● **PROBLEM REQUIREMENTS**
Transcribe all the records with complete accuracy.

(Stored entries)
* start *

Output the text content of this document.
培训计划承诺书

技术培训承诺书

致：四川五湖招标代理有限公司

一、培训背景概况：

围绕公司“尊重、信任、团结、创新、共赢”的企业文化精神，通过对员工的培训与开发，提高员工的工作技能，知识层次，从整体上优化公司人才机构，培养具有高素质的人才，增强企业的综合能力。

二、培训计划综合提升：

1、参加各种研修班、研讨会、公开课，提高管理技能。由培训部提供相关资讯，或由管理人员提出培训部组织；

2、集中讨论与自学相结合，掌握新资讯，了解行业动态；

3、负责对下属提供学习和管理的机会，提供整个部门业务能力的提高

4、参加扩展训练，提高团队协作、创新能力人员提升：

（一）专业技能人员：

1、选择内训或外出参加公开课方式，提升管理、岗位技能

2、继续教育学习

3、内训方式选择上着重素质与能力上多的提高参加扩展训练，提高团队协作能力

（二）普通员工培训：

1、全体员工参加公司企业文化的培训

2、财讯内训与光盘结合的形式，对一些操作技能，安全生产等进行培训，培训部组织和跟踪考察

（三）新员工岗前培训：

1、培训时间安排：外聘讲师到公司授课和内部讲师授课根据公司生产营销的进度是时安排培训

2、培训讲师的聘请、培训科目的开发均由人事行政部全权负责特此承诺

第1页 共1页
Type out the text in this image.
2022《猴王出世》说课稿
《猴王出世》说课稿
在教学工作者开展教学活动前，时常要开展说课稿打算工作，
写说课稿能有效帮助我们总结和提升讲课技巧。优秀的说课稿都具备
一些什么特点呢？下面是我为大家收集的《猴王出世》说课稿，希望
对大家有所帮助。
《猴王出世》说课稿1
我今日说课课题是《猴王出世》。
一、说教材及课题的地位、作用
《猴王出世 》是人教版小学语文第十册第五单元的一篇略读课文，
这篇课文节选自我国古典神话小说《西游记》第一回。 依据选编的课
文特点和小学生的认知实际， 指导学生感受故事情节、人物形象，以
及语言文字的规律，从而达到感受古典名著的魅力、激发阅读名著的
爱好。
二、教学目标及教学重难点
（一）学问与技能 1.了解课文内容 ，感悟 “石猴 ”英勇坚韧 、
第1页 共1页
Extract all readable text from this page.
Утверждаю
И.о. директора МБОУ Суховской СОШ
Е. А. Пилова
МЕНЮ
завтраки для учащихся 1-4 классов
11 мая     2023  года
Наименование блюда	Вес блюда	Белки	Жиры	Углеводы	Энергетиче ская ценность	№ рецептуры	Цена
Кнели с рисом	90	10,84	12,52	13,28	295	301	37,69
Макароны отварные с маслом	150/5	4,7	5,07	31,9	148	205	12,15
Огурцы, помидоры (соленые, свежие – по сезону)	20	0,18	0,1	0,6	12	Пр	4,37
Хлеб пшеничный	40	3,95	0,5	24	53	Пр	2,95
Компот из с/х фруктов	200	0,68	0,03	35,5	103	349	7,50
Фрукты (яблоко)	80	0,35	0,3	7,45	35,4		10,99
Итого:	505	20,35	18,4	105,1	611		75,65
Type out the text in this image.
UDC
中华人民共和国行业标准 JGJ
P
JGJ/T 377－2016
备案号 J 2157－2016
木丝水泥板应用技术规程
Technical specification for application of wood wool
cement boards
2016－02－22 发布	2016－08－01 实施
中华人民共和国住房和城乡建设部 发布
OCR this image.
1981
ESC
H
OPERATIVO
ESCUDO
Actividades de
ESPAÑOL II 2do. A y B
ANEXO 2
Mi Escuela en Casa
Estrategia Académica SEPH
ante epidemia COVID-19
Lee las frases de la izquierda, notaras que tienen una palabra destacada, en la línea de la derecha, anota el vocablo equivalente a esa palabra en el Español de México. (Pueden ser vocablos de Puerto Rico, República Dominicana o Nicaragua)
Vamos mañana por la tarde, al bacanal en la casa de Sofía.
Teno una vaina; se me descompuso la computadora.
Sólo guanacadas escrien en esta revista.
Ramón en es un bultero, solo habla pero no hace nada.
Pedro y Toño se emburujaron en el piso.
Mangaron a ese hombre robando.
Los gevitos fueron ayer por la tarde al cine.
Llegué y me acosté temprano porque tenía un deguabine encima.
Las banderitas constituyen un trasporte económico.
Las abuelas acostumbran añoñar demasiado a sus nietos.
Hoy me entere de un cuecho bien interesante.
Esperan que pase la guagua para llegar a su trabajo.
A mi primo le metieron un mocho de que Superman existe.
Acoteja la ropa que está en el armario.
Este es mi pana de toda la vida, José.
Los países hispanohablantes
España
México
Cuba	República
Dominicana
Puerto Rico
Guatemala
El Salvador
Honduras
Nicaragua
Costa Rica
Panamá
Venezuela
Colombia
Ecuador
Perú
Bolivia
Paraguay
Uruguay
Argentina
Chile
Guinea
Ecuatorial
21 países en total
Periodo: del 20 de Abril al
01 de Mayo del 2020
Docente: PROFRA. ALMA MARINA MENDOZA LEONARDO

* end *

● **REPLY TO THE EXERCISE**
Output the text content of this document.
培训计划承诺书

技术培训承诺书

致：四川五湖招标代理有限公司

一、培训背景概况：

围绕公司“尊重、信任、团结、创新、共赢”的企业文化精神，通过对员工的培训与开发，提高员工的工作技能，知识层次，从整体上优化公司人才机构，培养具有高素质的人才，增强企业的综合能力。

二、培训计划综合提升：

1、参加各种研修班、研讨会、公开课，提高管理技能。由培训部提供相关资讯，或由管理人员提出培训部组织；

2、集中讨论与自学相结合，掌握新资讯，了解行业动态；

3、负责对下属提供学习和管理的机会，提供整个部门业务能力的提高

4、参加扩展训练，提高团队协作、创新能力人员提升：

（一）专业技能人员：

1、选择内训或外出参加公开课方式，提升管理、岗位技能

2、继续教育学习

3、内训方式选择上着重素质与能力上多的提高参加扩展训练，提高团队协作能力

（二）普通员工培训：

1、全体员工参加公司企业文化的培训

2、财讯内训与光盘结合的形式，对一些操作技能，安全生产等进行培训，培训部组织和跟踪考察

（三）新员工岗前培训：

1、培训时间安排：外聘讲师到公司授课和内部讲师授课根据公司生产营销的进度是时安排培训

2、培训讲师的聘请、培训科目的开发均由人事行政部全权负责特此承诺

第1页 共1页
Type out the text in this image.
2022《猴王出世》说课稿
《猴王出世》说课稿
在教学工作者开展教学活动前，时常要开展说课稿打算工作，
写说课稿能有效帮助我们总结和提升讲课技巧。优秀的说课稿都具备
一些什么特点呢？下面是我为大家收集的《猴王出世》说课稿，希望
对大家有所帮助。
《猴王出世》说课稿1
我今日说课课题是《猴王出世》。
一、说教材及课题的地位、作用
《猴王出世 》是人教版小学语文第十册第五单元的一篇略读课文，
这篇课文节选自我国古典神话小说《西游记》第一回。 依据选编的课
文特点和小学生的认知实际， 指导学生感受故事情节、人物形象，以
及语言文字的规律，从而达到感受古典名著的魅力、激发阅读名著的
爱好。
二、教学目标及教学重难点
（一）学问与技能 1.了解课文内容 ，感悟 “石猴 ”英勇坚韧 、
第1页 共1页
Extract all readable text from this page.
Утверждаю
И.о. директора МБОУ Суховской СОШ
Е. А. Пилова
МЕНЮ
завтраки для учащихся 1-4 классов
11 мая     2023  года
Наименование блюда	Вес блюда	Белки	Жиры	Углеводы	Энергетиче ская ценность	№ рецептуры	Цена
Кнели с рисом	90	10,84	12,52	13,28	295	301	37,69
Макароны отварные с маслом	150/5	4,7	5,07	31,9	148	205	12,15
Огурцы, помидоры (соленые, свежие – по сезону)	20	0,18	0,1	0,6	12	Пр	4,37
Хлеб пшеничный	40	3,95	0,5	24	53	Пр	2,95
Компот из с/х фруктов	200	0,68	0,03	35,5	103	349	7,50
Фрукты (яблоко)	80	0,35	0,3	7,45	35,4		10,99
Итого:	505	20,35	18,4	105,1	611		75,65
Type out the text in this image.
UDC
中华人民共和国行业标准 JGJ
P
JGJ/T 377－2016
备案号 J 2157－2016
木丝水泥板应用技术规程
Technical specification for application of wood wool
cement boards
2016－02－22 发布	2016－08－01 实施
中华人民共和国住房和城乡建设部 发布
OCR this image.
1981
ESC
H
OPERATIVO
ESCUDO
Actividades de
ESPAÑOL II 2do. A y B
ANEXO 2
Mi Escuela en Casa
Estrategia Académica SEPH
ante epidemia COVID-19
Lee las frases de la izquierda, notaras que tienen una palabra destacada, en la línea de la derecha, anota el vocablo equivalente a esa palabra en el Español de México. (Pueden ser vocablos de Puerto Rico, República Dominicana o Nicaragua)
Vamos mañana por la tarde, al bacanal en la casa de Sofía.
Teno una vaina; se me descompuso la computadora.
Sólo guanacadas escrien en esta revista.
Ramón en es un bultero, solo habla pero no hace nada.
Pedro y Toño se emburujaron en el piso.
Mangaron a ese hombre robando.
Los gevitos fueron ayer por la tarde al cine.
Llegué y me acosté temprano porque tenía un deguabine encima.
Las banderitas constituyen un trasporte económico.
Las abuelas acostumbran añoñar demasiado a sus nietos.
Hoy me entere de un cuecho bien interesante.
Esperan que pase la guagua para llegar a su trabajo.
A mi primo le metieron un mocho de que Superman existe.
Acoteja la ropa que está en el armario.
Este es mi pana de toda la vida, José.
Los países hispanohablantes
España
México
Cuba	República
Dominicana
Puerto Rico
Guatemala
El Salvador
Honduras
Nicaragua
Costa Rica
Panamá
Venezuela
Colombia
Ecuador
Perú
Bolivia
Paraguay
Uruguay
Argentina
Chile
Guinea
Ecuatorial
21 países en total
Periodo: del 20 de Abril al
01 de Mayo del 2020
Docente: PROFRA. ALMA MARINA MENDOZA LEONARDO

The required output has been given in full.